What to produce: Copy out, character for character, the lines from the start of the layout dataset entries below through the line that contains "- moisture-range: 7 - 8: [373, 353, 398, 367]".

Layout dataset entries:
---

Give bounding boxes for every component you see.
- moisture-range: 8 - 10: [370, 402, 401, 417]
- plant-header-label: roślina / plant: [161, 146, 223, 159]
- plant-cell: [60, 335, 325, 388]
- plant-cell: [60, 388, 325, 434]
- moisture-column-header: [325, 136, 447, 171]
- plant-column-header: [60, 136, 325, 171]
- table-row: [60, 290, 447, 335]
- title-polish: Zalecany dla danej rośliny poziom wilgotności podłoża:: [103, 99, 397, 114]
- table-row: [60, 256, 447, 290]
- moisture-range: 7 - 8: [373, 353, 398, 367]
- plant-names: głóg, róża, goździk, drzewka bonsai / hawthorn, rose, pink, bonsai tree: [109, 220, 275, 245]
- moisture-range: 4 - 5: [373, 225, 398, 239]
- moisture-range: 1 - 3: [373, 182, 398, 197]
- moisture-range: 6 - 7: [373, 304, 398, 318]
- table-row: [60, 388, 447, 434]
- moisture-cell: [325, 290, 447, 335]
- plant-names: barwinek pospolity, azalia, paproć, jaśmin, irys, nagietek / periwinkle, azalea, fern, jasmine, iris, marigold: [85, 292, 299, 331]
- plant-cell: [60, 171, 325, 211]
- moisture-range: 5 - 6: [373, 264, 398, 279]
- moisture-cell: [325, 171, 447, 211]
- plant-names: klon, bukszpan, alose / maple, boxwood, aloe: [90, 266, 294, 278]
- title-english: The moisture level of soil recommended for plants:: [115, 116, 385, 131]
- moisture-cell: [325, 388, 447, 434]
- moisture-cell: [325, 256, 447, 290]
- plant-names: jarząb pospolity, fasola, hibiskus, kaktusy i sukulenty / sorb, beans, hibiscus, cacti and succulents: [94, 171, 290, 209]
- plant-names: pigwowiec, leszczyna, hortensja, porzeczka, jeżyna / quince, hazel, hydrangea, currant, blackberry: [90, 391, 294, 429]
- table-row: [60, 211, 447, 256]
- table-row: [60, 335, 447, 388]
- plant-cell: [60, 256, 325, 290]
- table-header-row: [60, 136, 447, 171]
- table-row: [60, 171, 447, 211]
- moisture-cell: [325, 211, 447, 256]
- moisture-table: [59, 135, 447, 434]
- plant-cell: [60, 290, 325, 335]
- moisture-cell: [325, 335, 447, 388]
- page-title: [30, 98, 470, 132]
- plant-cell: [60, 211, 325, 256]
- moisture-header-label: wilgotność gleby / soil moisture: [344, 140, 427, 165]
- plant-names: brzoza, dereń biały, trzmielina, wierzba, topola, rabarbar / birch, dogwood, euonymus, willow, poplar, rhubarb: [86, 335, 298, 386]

---

Output:
Give bounding boxes for every component you see.
- moisture-range: 8 - 10: [370, 402, 401, 417]
- plant-header-label: roślina / plant: [161, 146, 223, 159]
- plant-cell: [60, 335, 325, 388]
- plant-cell: [60, 388, 325, 434]
- moisture-column-header: [325, 136, 447, 171]
- plant-column-header: [60, 136, 325, 171]
- table-row: [60, 290, 447, 335]
- title-polish: Zalecany dla danej rośliny poziom wilgotności podłoża:: [103, 99, 397, 114]
- table-row: [60, 256, 447, 290]
- moisture-range: 7 - 8: [373, 353, 398, 367]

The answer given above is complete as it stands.